### Request
Print the entries below in their entirety, exactly as they are written.

### Given data

################

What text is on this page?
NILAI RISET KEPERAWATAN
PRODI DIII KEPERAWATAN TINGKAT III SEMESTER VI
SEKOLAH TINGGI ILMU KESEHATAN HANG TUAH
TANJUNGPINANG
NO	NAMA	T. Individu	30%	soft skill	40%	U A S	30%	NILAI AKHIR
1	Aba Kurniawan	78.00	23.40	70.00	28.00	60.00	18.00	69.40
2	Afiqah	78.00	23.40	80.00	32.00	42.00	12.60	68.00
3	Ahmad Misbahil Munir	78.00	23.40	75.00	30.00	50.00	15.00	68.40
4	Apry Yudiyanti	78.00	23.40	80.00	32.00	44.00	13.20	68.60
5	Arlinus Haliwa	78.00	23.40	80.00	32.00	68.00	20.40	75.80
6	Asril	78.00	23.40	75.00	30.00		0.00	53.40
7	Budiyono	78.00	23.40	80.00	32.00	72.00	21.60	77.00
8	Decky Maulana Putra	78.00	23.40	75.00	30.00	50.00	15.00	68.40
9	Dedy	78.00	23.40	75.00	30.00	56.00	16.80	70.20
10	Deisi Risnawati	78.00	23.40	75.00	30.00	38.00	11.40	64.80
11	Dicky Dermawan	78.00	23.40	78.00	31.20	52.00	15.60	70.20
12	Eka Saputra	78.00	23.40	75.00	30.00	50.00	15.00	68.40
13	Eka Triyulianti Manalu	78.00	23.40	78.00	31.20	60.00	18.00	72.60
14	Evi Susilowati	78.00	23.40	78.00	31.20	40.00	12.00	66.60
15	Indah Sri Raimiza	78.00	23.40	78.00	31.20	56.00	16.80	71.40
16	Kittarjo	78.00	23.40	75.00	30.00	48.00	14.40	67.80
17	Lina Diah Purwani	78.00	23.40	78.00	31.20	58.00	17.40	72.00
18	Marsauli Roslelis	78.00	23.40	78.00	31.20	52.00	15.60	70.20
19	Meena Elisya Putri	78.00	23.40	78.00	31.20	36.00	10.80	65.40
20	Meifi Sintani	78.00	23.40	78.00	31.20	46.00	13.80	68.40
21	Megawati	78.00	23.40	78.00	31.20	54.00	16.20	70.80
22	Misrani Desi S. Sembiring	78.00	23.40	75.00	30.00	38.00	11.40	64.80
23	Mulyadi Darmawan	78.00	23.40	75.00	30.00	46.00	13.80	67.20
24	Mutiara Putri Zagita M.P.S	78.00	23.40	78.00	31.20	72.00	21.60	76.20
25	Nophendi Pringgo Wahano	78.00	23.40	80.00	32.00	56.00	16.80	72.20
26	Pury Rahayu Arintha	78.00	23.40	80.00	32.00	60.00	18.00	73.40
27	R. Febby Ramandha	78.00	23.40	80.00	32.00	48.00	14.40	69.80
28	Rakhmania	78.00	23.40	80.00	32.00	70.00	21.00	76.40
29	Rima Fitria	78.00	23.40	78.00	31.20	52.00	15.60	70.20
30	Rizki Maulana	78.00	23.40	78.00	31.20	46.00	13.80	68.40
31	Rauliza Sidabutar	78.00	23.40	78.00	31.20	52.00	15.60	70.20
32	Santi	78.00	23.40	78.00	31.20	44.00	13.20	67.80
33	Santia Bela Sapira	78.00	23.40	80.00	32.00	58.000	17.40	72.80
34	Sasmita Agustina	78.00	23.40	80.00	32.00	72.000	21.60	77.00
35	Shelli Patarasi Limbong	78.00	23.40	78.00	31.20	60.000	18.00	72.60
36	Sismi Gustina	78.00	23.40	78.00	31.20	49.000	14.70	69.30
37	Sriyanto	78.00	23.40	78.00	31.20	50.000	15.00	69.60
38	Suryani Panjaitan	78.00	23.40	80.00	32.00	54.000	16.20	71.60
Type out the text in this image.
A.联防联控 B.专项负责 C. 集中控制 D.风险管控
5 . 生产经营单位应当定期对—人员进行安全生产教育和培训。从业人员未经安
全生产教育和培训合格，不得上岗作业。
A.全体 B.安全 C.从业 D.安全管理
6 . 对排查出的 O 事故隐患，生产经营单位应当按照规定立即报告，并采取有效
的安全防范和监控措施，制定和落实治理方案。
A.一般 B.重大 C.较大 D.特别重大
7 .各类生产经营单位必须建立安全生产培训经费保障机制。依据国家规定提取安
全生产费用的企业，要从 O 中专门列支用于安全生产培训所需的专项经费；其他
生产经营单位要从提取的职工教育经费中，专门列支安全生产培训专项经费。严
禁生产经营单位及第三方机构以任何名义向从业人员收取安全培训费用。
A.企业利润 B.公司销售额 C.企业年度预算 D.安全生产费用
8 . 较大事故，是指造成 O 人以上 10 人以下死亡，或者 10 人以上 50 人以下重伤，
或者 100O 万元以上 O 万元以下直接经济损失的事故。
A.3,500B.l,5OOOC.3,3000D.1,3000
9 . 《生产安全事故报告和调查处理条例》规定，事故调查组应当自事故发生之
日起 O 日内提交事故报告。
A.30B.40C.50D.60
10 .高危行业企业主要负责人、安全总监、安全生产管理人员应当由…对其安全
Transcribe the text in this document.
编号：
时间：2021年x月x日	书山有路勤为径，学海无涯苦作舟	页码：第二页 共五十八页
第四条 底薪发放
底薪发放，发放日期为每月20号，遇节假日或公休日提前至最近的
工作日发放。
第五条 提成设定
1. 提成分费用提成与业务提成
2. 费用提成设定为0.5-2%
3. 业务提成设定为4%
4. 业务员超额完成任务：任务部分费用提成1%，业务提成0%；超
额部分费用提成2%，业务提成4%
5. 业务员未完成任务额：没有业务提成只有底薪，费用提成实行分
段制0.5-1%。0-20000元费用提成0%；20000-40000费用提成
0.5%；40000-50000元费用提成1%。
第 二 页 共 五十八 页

################

### Solution for this problem
What text is on this page?
NILAI RISET KEPERAWATAN
PRODI DIII KEPERAWATAN TINGKAT III SEMESTER VI
SEKOLAH TINGGI ILMU KESEHATAN HANG TUAH
TANJUNGPINANG
NO	NAMA	T. Individu	30%	soft skill	40%	U A S	30%	NILAI AKHIR
1	Aba Kurniawan	78.00	23.40	70.00	28.00	60.00	18.00	69.40
2	Afiqah	78.00	23.40	80.00	32.00	42.00	12.60	68.00
3	Ahmad Misbahil Munir	78.00	23.40	75.00	30.00	50.00	15.00	68.40
4	Apry Yudiyanti	78.00	23.40	80.00	32.00	44.00	13.20	68.60
5	Arlinus Haliwa	78.00	23.40	80.00	32.00	68.00	20.40	75.80
6	Asril	78.00	23.40	75.00	30.00		0.00	53.40
7	Budiyono	78.00	23.40	80.00	32.00	72.00	21.60	77.00
8	Decky Maulana Putra	78.00	23.40	75.00	30.00	50.00	15.00	68.40
9	Dedy	78.00	23.40	75.00	30.00	56.00	16.80	70.20
10	Deisi Risnawati	78.00	23.40	75.00	30.00	38.00	11.40	64.80
11	Dicky Dermawan	78.00	23.40	78.00	31.20	52.00	15.60	70.20
12	Eka Saputra	78.00	23.40	75.00	30.00	50.00	15.00	68.40
13	Eka Triyulianti Manalu	78.00	23.40	78.00	31.20	60.00	18.00	72.60
14	Evi Susilowati	78.00	23.40	78.00	31.20	40.00	12.00	66.60
15	Indah Sri Raimiza	78.00	23.40	78.00	31.20	56.00	16.80	71.40
16	Kittarjo	78.00	23.40	75.00	30.00	48.00	14.40	67.80
17	Lina Diah Purwani	78.00	23.40	78.00	31.20	58.00	17.40	72.00
18	Marsauli Roslelis	78.00	23.40	78.00	31.20	52.00	15.60	70.20
19	Meena Elisya Putri	78.00	23.40	78.00	31.20	36.00	10.80	65.40
20	Meifi Sintani	78.00	23.40	78.00	31.20	46.00	13.80	68.40
21	Megawati	78.00	23.40	78.00	31.20	54.00	16.20	70.80
22	Misrani Desi S. Sembiring	78.00	23.40	75.00	30.00	38.00	11.40	64.80
23	Mulyadi Darmawan	78.00	23.40	75.00	30.00	46.00	13.80	67.20
24	Mutiara Putri Zagita M.P.S	78.00	23.40	78.00	31.20	72.00	21.60	76.20
25	Nophendi Pringgo Wahano	78.00	23.40	80.00	32.00	56.00	16.80	72.20
26	Pury Rahayu Arintha	78.00	23.40	80.00	32.00	60.00	18.00	73.40
27	R. Febby Ramandha	78.00	23.40	80.00	32.00	48.00	14.40	69.80
28	Rakhmania	78.00	23.40	80.00	32.00	70.00	21.00	76.40
29	Rima Fitria	78.00	23.40	78.00	31.20	52.00	15.60	70.20
30	Rizki Maulana	78.00	23.40	78.00	31.20	46.00	13.80	68.40
31	Rauliza Sidabutar	78.00	23.40	78.00	31.20	52.00	15.60	70.20
32	Santi	78.00	23.40	78.00	31.20	44.00	13.20	67.80
33	Santia Bela Sapira	78.00	23.40	80.00	32.00	58.000	17.40	72.80
34	Sasmita Agustina	78.00	23.40	80.00	32.00	72.000	21.60	77.00
35	Shelli Patarasi Limbong	78.00	23.40	78.00	31.20	60.000	18.00	72.60
36	Sismi Gustina	78.00	23.40	78.00	31.20	49.000	14.70	69.30
37	Sriyanto	78.00	23.40	78.00	31.20	50.000	15.00	69.60
38	Suryani Panjaitan	78.00	23.40	80.00	32.00	54.000	16.20	71.60
Type out the text in this image.
A.联防联控 B.专项负责 C. 集中控制 D.风险管控
5 . 生产经营单位应当定期对—人员进行安全生产教育和培训。从业人员未经安
全生产教育和培训合格，不得上岗作业。
A.全体 B.安全 C.从业 D.安全管理
6 . 对排查出的 O 事故隐患，生产经营单位应当按照规定立即报告，并采取有效
的安全防范和监控措施，制定和落实治理方案。
A.一般 B.重大 C.较大 D.特别重大
7 .各类生产经营单位必须建立安全生产培训经费保障机制。依据国家规定提取安
全生产费用的企业，要从 O 中专门列支用于安全生产培训所需的专项经费；其他
生产经营单位要从提取的职工教育经费中，专门列支安全生产培训专项经费。严
禁生产经营单位及第三方机构以任何名义向从业人员收取安全培训费用。
A.企业利润 B.公司销售额 C.企业年度预算 D.安全生产费用
8 . 较大事故，是指造成 O 人以上 10 人以下死亡，或者 10 人以上 50 人以下重伤，
或者 100O 万元以上 O 万元以下直接经济损失的事故。
A.3,500B.l,5OOOC.3,3000D.1,3000
9 . 《生产安全事故报告和调查处理条例》规定，事故调查组应当自事故发生之
日起 O 日内提交事故报告。
A.30B.40C.50D.60
10 .高危行业企业主要负责人、安全总监、安全生产管理人员应当由…对其安全
Transcribe the text in this document.
编号：
时间：2021年x月x日	书山有路勤为径，学海无涯苦作舟	页码：第二页 共五十八页
第四条 底薪发放
底薪发放，发放日期为每月20号，遇节假日或公休日提前至最近的
工作日发放。
第五条 提成设定
1. 提成分费用提成与业务提成
2. 费用提成设定为0.5-2%
3. 业务提成设定为4%
4. 业务员超额完成任务：任务部分费用提成1%，业务提成0%；超
额部分费用提成2%，业务提成4%
5. 业务员未完成任务额：没有业务提成只有底薪，费用提成实行分
段制0.5-1%。0-20000元费用提成0%；20000-40000费用提成
0.5%；40000-50000元费用提成1%。
第 二 页 共 五十八 页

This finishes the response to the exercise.